Given task: Gather all lines with the word "image" in them.

Given records:
*****

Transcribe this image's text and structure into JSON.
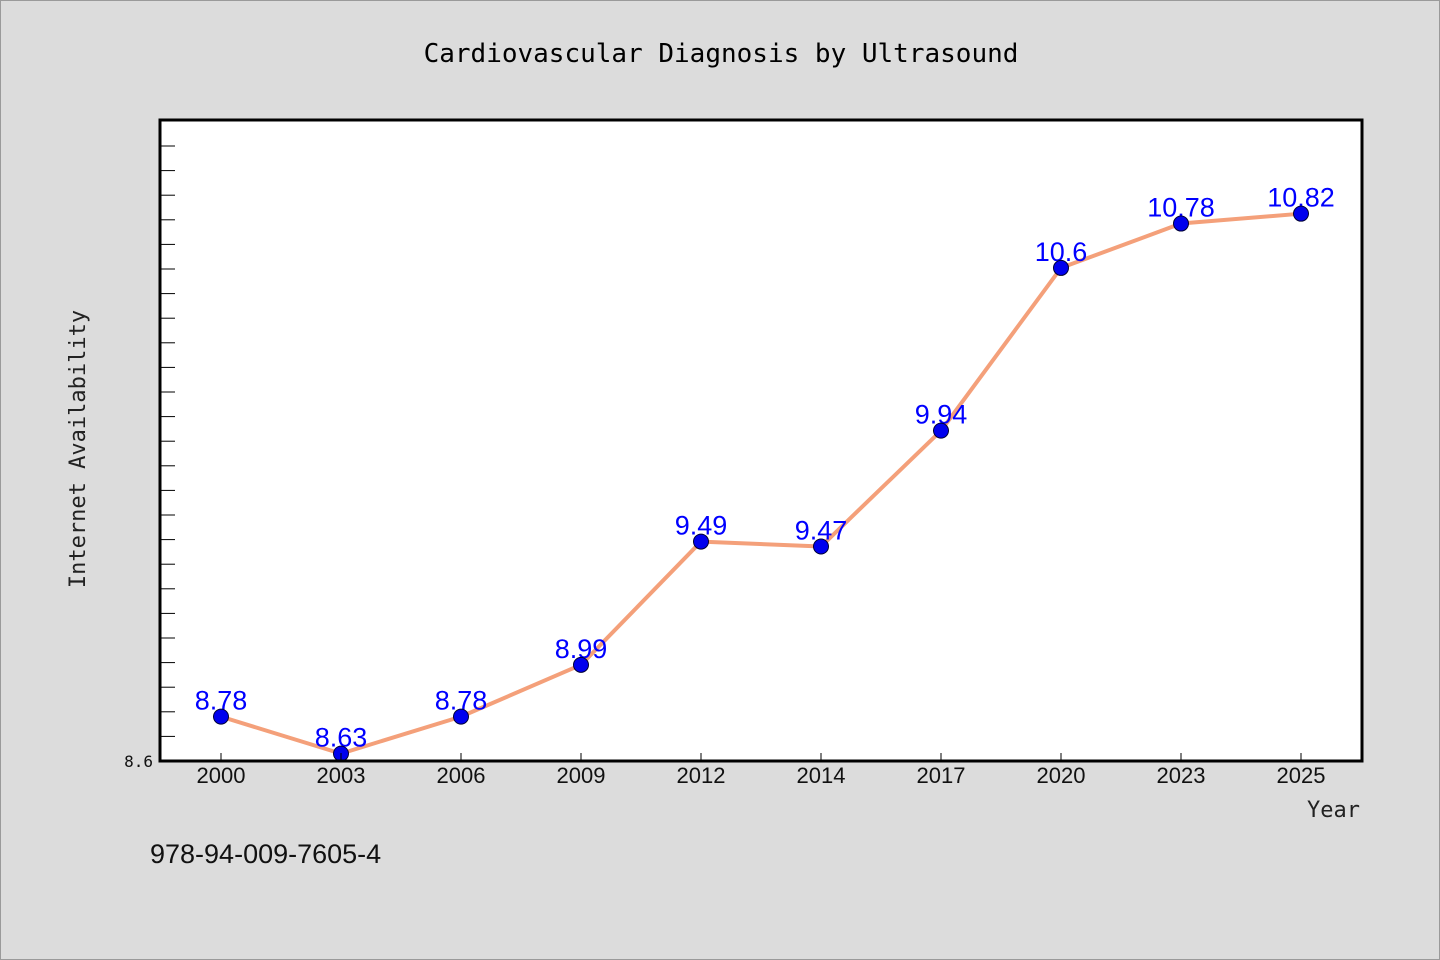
{
  "chart_data": {
    "type": "line",
    "title": "Cardiovascular Diagnosis by Ultrasound",
    "xlabel": "Year",
    "ylabel": "Internet Availability",
    "categories": [
      "2000",
      "2003",
      "2006",
      "2009",
      "2012",
      "2014",
      "2017",
      "2020",
      "2023",
      "2025"
    ],
    "series": [
      {
        "values": [
          8.78,
          8.63,
          8.78,
          8.99,
          9.49,
          9.47,
          9.94,
          10.6,
          10.78,
          10.82
        ],
        "labels": [
          "8.78",
          "8.63",
          "8.78",
          "8.99",
          "9.49",
          "9.47",
          "9.94",
          "10.6",
          "10.78",
          "10.82"
        ],
        "line_color": "#f4a07a",
        "marker_color": "#0000ee"
      }
    ],
    "ylim": [
      8.6,
      11.2
    ],
    "ytick_labels": [
      "8.6"
    ],
    "grid": false,
    "background": "#dcdcdc",
    "plot_background": "#ffffff",
    "label_color": "#0000ff"
  },
  "footer": {
    "isbn": "978-94-009-7605-4"
  }
}
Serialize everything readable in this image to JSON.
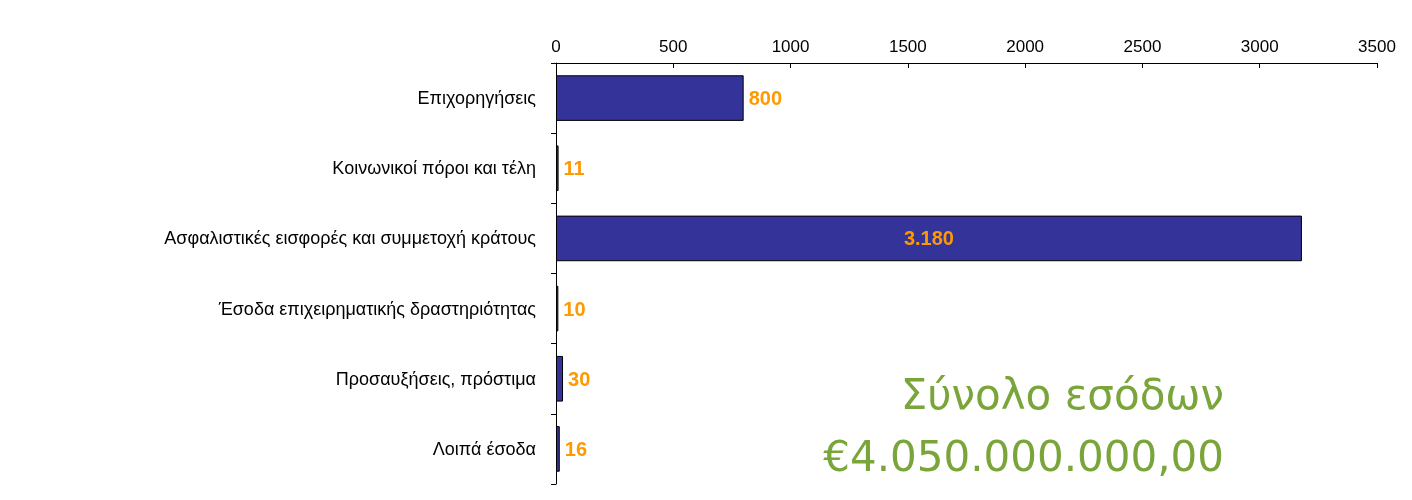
{
  "chart_data": {
    "type": "bar",
    "orientation": "horizontal",
    "categories": [
      "Επιχορηγήσεις",
      "Κοινωνικοί πόροι και τέλη",
      "Ασφαλιστικές εισφορές και συμμετοχή κράτους",
      "Έσοδα επιχειρηματικής δραστηριότητας",
      "Προσαυξήσεις, πρόστιμα",
      "Λοιπά έσοδα"
    ],
    "values": [
      800,
      11,
      3180,
      10,
      30,
      16
    ],
    "value_labels": [
      "800",
      "11",
      "3.180",
      "10",
      "30",
      "16"
    ],
    "color": "#333399",
    "xlim": [
      0,
      3500
    ],
    "xticks": [
      0,
      500,
      1000,
      1500,
      2000,
      2500,
      3000,
      3500
    ],
    "grid": false,
    "annotations": [
      "Σύνολο εσόδων",
      "€4.050.000.000,00"
    ]
  }
}
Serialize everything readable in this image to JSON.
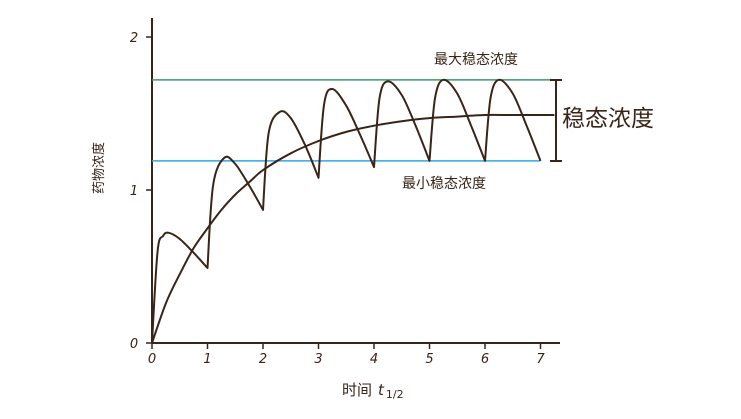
{
  "chart_data": {
    "type": "line",
    "title": "",
    "xlabel": "时间",
    "xlabel_sub": "t",
    "xlabel_subscript": "1/2",
    "ylabel": "药物浓度",
    "xlim": [
      0,
      7.3
    ],
    "ylim": [
      0,
      2.1
    ],
    "x_ticks": [
      0,
      1,
      2,
      3,
      4,
      5,
      6,
      7
    ],
    "y_ticks": [
      0,
      1,
      2
    ],
    "grid": false,
    "series": [
      {
        "description_role": "repeated-dose",
        "color": "#3a2418",
        "points": [
          [
            0,
            0
          ],
          [
            0.1,
            0.6
          ],
          [
            0.2,
            0.7
          ],
          [
            0.3,
            0.72
          ],
          [
            0.5,
            0.68
          ],
          [
            0.75,
            0.59
          ],
          [
            1.0,
            0.49
          ],
          [
            1.0,
            0.49
          ],
          [
            1.1,
            1.03
          ],
          [
            1.3,
            1.21
          ],
          [
            1.5,
            1.17
          ],
          [
            1.75,
            1.03
          ],
          [
            2.0,
            0.87
          ],
          [
            2.0,
            0.87
          ],
          [
            2.1,
            1.37
          ],
          [
            2.3,
            1.51
          ],
          [
            2.5,
            1.47
          ],
          [
            2.75,
            1.3
          ],
          [
            3.0,
            1.08
          ],
          [
            3.0,
            1.08
          ],
          [
            3.1,
            1.56
          ],
          [
            3.25,
            1.66
          ],
          [
            3.5,
            1.55
          ],
          [
            3.75,
            1.36
          ],
          [
            4.0,
            1.15
          ],
          [
            4.0,
            1.15
          ],
          [
            4.1,
            1.6
          ],
          [
            4.25,
            1.71
          ],
          [
            4.5,
            1.62
          ],
          [
            4.75,
            1.42
          ],
          [
            5.0,
            1.19
          ],
          [
            5.0,
            1.19
          ],
          [
            5.1,
            1.6
          ],
          [
            5.25,
            1.72
          ],
          [
            5.5,
            1.63
          ],
          [
            5.75,
            1.42
          ],
          [
            6.0,
            1.19
          ],
          [
            6.0,
            1.19
          ],
          [
            6.1,
            1.6
          ],
          [
            6.25,
            1.72
          ],
          [
            6.5,
            1.63
          ],
          [
            6.75,
            1.42
          ],
          [
            7.0,
            1.19
          ]
        ]
      },
      {
        "description_role": "infusion",
        "color": "#3a2418",
        "points": [
          [
            0,
            0
          ],
          [
            0.25,
            0.26
          ],
          [
            0.5,
            0.45
          ],
          [
            0.75,
            0.62
          ],
          [
            1.0,
            0.75
          ],
          [
            1.25,
            0.87
          ],
          [
            1.5,
            0.97
          ],
          [
            1.75,
            1.05
          ],
          [
            2.0,
            1.13
          ],
          [
            2.5,
            1.24
          ],
          [
            3.0,
            1.32
          ],
          [
            3.5,
            1.38
          ],
          [
            4.0,
            1.42
          ],
          [
            4.5,
            1.45
          ],
          [
            5.0,
            1.47
          ],
          [
            5.5,
            1.48
          ],
          [
            6.0,
            1.49
          ],
          [
            6.5,
            1.49
          ],
          [
            7.25,
            1.49
          ]
        ]
      }
    ],
    "reference_lines": [
      {
        "label": "最大稳态浓度",
        "y": 1.72,
        "x_range": [
          0,
          7.25
        ],
        "color": "#3a9a6e"
      },
      {
        "label": "最小稳态浓度",
        "y": 1.19,
        "x_range": [
          0,
          7.0
        ],
        "color": "#2ea8e0"
      }
    ],
    "annotations": [
      {
        "label": "稳态浓度",
        "y_range": [
          1.19,
          1.72
        ]
      }
    ]
  }
}
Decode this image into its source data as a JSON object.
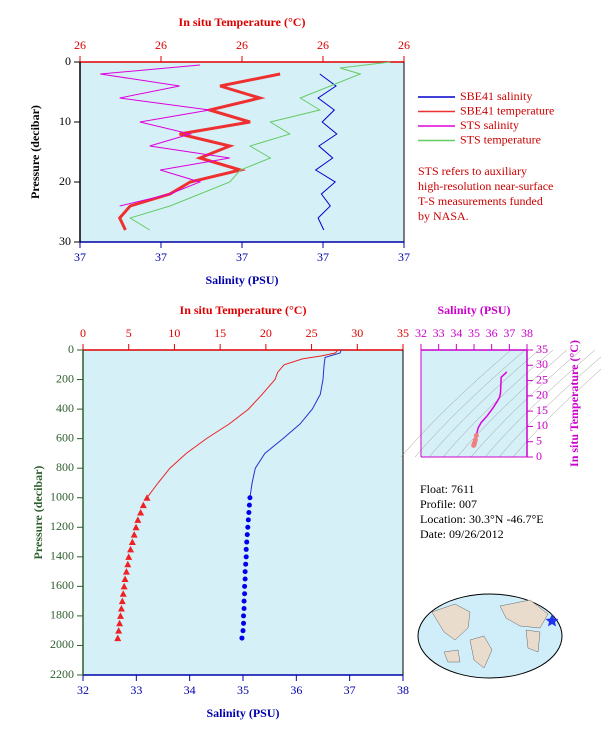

*****

Final answer:
Transcribe this image's text and structure into JSON.
Serialize everything readable in this image to JSON.
Serialize everything readable in this image to JSON.
Decode this image into its source data as a JSON object.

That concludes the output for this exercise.